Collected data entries
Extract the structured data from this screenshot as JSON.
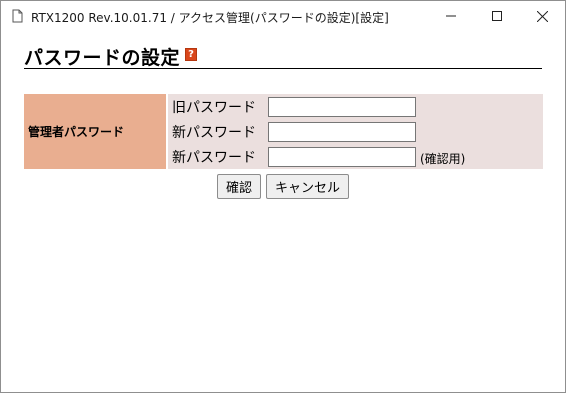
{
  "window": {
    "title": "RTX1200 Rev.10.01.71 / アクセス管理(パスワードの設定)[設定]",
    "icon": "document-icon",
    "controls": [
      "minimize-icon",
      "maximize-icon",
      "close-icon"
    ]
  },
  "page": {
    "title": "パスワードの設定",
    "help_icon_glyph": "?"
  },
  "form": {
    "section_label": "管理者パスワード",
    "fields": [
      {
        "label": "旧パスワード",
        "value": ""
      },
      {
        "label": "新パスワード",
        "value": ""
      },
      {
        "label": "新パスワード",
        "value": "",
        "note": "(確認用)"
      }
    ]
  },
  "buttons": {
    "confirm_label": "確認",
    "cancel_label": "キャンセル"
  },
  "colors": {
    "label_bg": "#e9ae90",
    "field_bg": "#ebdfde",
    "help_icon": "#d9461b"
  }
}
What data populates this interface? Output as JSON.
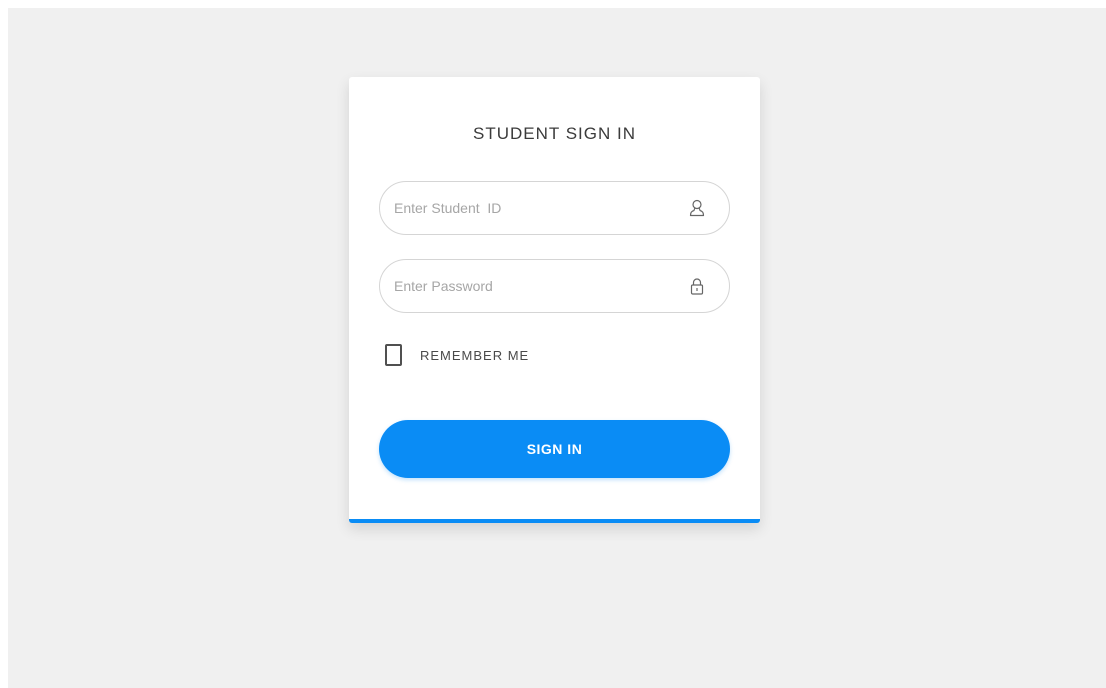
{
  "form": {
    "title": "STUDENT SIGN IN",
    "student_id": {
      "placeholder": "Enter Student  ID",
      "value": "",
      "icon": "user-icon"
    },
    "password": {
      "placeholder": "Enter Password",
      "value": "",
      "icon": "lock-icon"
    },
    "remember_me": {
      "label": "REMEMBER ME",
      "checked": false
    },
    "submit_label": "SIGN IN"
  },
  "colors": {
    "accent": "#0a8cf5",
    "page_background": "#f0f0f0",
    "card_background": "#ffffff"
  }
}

§ **CHALLENGE**
Copy exactly the lines from the one containing "What data populates" through the last line of the records above, including both, and omit every picture.

§ **SOLUTION FOR THIS EXERCISE**
What data populates this interface? Output as JSON.
{
  "form": {
    "title": "STUDENT SIGN IN",
    "student_id": {
      "placeholder": "Enter Student  ID",
      "value": "",
      "icon": "user-icon"
    },
    "password": {
      "placeholder": "Enter Password",
      "value": "",
      "icon": "lock-icon"
    },
    "remember_me": {
      "label": "REMEMBER ME",
      "checked": false
    },
    "submit_label": "SIGN IN"
  },
  "colors": {
    "accent": "#0a8cf5",
    "page_background": "#f0f0f0",
    "card_background": "#ffffff"
  }
}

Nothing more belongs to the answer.